TASK A – Below the text you'll find a listing. Copy it word for word, starting with its first line and ending with the line that contains "piece-black-pawn[interactable]: ♟ (109, 110, 159, 160)", including both of those lines.

PAGE TEXT –
* * * * *

In a case where it is determined not to be the acoustic event within the label in step S102, in step S103, the similarity/difference determination unit 32 outputs the acoustic event recognition result on the basis of the feature amount, thereby determining whether or not it is an acoustic event added outside the label.
That is, the similarity/difference determination unit 32 performs acoustic event recognition (similarity/difference determination) of the additional acoustic event on the basis of the feature amount of the retained additional acoustic event and the feature amount supplied from the feature amount extraction unit 21, and outputs an acoustic event recognition result.
For example, in a case where the similarity/difference determination unit 32 does not output the acoustic event recognition result, that is, in a case where a recognition result indicating that the acoustic event corresponding to the supplied feature amount is not the additional acoustic event is obtained, it is determined not to be an acoustic event added outside the label.
Note that, in the recognition mode, the similarity/difference determination unit 32 may perform similarity/difference determination in a case where the in-label acoustic event is not recognized in the acoustic event recognition performed by the in-label recognition unit 31, or the acoustic event recognition by the in-label recognition unit 31 and the similarity/difference determination by the similarity/difference determination unit 32 may be carried out simultaneously (in parallel).
In a case where it is determined not to be an acoustic event added outside the label in step S103, the flag management unit 23 performs no output as a system (acoustic event recognition device 11) in step S104, and the recognition process is terminated.
On the other hand, in a case where it is determined to be an acoustic event added outside the label in step S103, the similarity/difference determination unit 32 outputs the acoustic event recognition result to the flag management unit 23, and then the process proceeds to step S105.
Furthermore, in a case where the acoustic event is determined to be within the label in step S102, the in-label recognition unit 31 outputs the acoustic event recognition result to the flag management unit 23, and then the process proceeds to step S105.
In a case where the acoustic event is determined to be within the label in step S102 or determined to be an acoustic event added outside the label in step S103, the processing of step S105 is performed.
In step S105, the flag management unit 23 determines whether or not the flag of the corresponding acoustic event is enabled on the basis of the acoustic event recognition result supplied from the recognition unit 22.
In a case where the flag of the acoustic event is determined not to be enabled in step S105, the flag management unit 23 performs no output as a system (acoustic event recognition device 11) in step S104, and the recognition process is terminated.
On the other hand, in a case where the flag of the acoustic event is determined to be enabled in step S105, the process proceeds to step S106 thereafter.
In step S106, the flag management unit 23 outputs, as a system (acoustic event recognition device 11), the corresponding acoustic event, that is, the output result of the recognition unit 22, and the recognition process is terminated.
As described above, the acoustic event recognition device 11 recognizes not only an acoustic event within the label but also an acoustic event added outside the label. With this arrangement, an acoustic event to be a recognition target can be added after the fact.

* * * * *

DATA FOR THIS TASK –
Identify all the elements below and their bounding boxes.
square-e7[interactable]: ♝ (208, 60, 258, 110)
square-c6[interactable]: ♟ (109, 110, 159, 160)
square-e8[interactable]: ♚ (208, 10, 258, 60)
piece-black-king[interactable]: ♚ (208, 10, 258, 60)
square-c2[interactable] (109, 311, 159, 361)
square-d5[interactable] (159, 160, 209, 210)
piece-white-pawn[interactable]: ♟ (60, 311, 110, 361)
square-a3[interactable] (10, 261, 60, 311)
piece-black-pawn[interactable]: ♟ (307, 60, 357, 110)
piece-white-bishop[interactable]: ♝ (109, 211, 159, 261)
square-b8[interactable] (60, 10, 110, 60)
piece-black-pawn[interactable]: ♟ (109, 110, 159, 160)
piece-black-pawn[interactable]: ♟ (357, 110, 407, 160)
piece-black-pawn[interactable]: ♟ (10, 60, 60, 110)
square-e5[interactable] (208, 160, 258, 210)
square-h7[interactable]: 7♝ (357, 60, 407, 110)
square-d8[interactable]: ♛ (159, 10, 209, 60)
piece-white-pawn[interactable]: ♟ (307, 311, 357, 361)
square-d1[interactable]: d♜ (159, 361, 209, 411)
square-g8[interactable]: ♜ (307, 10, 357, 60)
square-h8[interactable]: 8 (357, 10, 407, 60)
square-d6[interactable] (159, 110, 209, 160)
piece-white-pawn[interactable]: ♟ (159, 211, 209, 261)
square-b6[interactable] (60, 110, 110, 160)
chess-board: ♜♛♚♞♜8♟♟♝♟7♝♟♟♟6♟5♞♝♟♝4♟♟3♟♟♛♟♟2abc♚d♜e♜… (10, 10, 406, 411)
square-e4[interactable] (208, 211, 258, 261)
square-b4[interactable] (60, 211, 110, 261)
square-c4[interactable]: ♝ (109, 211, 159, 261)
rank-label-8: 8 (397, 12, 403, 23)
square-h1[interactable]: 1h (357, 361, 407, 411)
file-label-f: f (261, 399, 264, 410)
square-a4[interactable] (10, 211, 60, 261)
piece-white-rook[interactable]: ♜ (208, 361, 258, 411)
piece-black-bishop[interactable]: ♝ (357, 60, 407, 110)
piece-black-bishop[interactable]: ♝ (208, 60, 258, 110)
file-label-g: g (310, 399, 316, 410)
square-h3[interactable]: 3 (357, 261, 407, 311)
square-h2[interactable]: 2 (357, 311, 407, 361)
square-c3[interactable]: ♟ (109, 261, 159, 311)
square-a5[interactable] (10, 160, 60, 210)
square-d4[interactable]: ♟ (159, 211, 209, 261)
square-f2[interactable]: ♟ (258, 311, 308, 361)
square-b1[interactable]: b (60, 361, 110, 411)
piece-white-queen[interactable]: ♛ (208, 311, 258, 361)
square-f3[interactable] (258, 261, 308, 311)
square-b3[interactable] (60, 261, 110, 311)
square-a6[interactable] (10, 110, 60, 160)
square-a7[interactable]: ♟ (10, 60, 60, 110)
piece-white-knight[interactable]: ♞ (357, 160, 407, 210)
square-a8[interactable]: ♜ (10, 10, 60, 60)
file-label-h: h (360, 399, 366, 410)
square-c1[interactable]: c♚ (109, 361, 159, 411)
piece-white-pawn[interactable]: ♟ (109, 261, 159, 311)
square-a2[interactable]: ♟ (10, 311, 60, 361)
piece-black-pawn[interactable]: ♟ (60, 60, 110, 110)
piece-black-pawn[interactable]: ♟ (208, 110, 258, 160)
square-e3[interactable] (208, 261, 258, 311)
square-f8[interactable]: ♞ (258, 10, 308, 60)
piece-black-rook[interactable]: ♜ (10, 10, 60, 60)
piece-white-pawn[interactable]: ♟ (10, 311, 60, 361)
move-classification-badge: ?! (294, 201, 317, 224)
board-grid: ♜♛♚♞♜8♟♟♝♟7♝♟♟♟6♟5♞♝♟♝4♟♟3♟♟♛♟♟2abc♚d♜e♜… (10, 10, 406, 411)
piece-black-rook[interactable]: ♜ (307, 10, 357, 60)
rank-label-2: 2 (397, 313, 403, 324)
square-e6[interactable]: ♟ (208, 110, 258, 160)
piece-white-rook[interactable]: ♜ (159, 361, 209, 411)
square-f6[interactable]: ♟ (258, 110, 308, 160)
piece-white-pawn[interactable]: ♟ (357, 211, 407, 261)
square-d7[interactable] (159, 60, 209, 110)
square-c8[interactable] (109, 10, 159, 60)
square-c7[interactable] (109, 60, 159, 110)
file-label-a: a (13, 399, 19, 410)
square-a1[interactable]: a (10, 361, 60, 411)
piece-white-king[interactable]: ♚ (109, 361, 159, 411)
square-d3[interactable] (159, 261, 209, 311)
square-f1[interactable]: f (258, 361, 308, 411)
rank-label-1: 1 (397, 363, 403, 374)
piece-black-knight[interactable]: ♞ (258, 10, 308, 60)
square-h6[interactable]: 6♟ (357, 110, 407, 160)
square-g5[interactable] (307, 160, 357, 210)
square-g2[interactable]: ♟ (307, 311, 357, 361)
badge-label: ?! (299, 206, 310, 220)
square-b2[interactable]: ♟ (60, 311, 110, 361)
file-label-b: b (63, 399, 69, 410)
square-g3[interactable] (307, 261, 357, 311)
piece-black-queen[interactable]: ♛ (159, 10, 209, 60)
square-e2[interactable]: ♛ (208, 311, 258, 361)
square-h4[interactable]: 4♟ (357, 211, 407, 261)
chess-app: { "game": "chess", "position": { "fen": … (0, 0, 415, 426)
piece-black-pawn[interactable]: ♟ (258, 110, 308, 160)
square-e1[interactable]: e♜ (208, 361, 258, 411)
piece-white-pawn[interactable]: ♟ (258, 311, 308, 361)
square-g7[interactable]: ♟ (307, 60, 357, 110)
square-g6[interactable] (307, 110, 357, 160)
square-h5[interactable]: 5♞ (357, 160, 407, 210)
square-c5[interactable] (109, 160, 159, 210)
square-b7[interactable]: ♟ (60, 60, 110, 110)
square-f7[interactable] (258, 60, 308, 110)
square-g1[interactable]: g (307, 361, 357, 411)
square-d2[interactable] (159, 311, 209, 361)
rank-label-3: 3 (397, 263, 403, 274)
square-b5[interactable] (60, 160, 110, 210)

* * * * *

TASK B – In the passage on acoustic event recognition, what does the flag management unit output in step S106?

WORKED ANSWER A –
Identify all the elements below and their bounding boxes.
square-e7[interactable]: ♝ (208, 60, 258, 110)
square-c6[interactable]: ♟ (109, 110, 159, 160)
square-e8[interactable]: ♚ (208, 10, 258, 60)
piece-black-king[interactable]: ♚ (208, 10, 258, 60)
square-c2[interactable] (109, 311, 159, 361)
square-d5[interactable] (159, 160, 209, 210)
piece-white-pawn[interactable]: ♟ (60, 311, 110, 361)
square-a3[interactable] (10, 261, 60, 311)
piece-black-pawn[interactable]: ♟ (307, 60, 357, 110)
piece-white-bishop[interactable]: ♝ (109, 211, 159, 261)
square-b8[interactable] (60, 10, 110, 60)
piece-black-pawn[interactable]: ♟ (109, 110, 159, 160)

WORKED ANSWER B – It outputs the corresponding acoustic event, that is, the output result of the recognition unit 22.